[Extracted data entries]

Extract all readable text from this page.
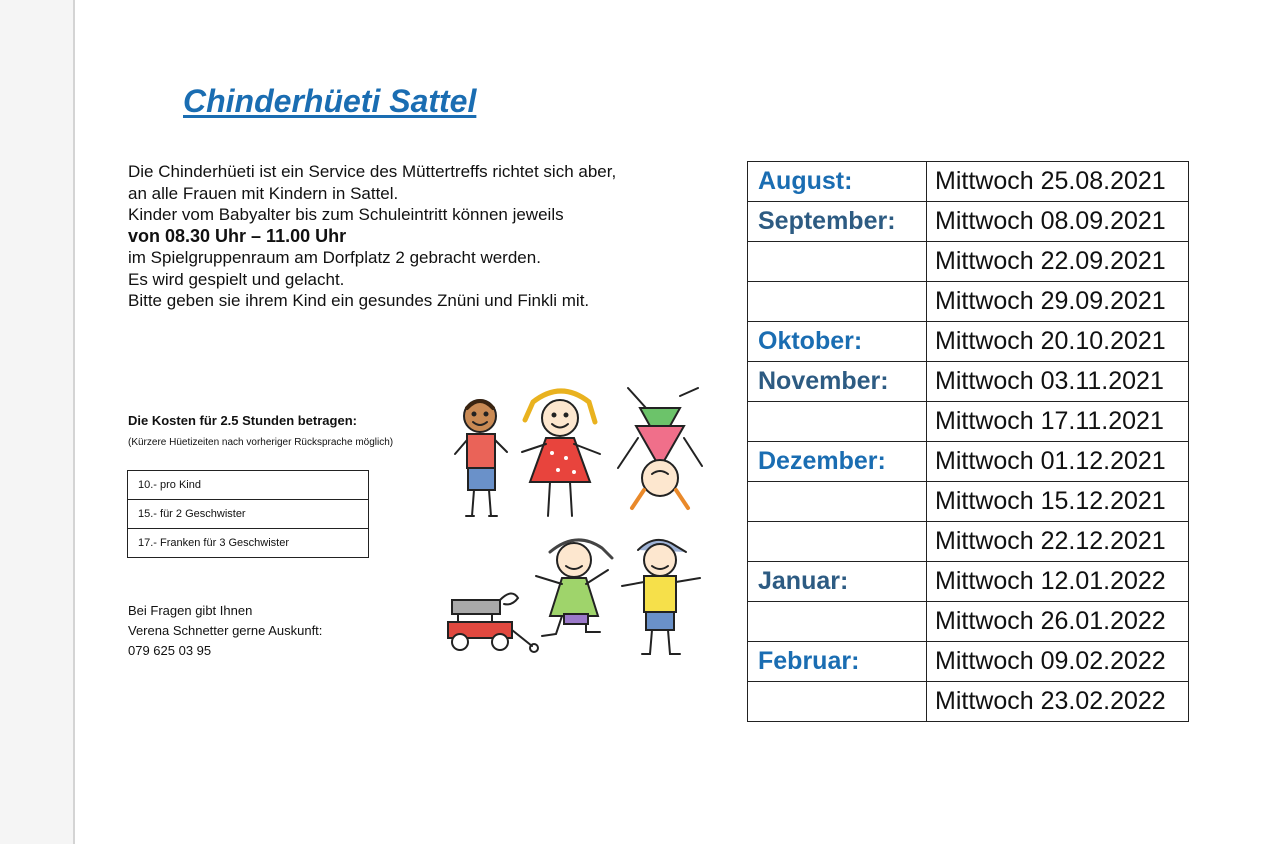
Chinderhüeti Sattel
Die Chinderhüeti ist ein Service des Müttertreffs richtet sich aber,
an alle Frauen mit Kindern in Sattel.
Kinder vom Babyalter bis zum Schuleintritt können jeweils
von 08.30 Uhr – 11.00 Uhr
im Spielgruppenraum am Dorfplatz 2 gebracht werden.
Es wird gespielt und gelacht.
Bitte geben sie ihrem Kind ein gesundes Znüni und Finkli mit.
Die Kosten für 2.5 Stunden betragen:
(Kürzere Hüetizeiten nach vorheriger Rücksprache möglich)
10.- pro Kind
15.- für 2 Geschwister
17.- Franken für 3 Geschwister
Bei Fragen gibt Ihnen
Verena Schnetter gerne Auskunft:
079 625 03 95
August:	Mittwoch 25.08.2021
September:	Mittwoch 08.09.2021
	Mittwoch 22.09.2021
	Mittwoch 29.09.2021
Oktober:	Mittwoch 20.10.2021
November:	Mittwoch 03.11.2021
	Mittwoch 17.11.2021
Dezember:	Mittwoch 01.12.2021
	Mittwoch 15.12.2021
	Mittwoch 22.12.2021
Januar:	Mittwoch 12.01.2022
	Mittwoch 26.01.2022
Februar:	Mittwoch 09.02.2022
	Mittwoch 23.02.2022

▸ To be done
Set out every line from the material that contains the string "Sattel".

▸ Written reply
Chinderhüeti Sattel
an alle Frauen mit Kindern in Sattel.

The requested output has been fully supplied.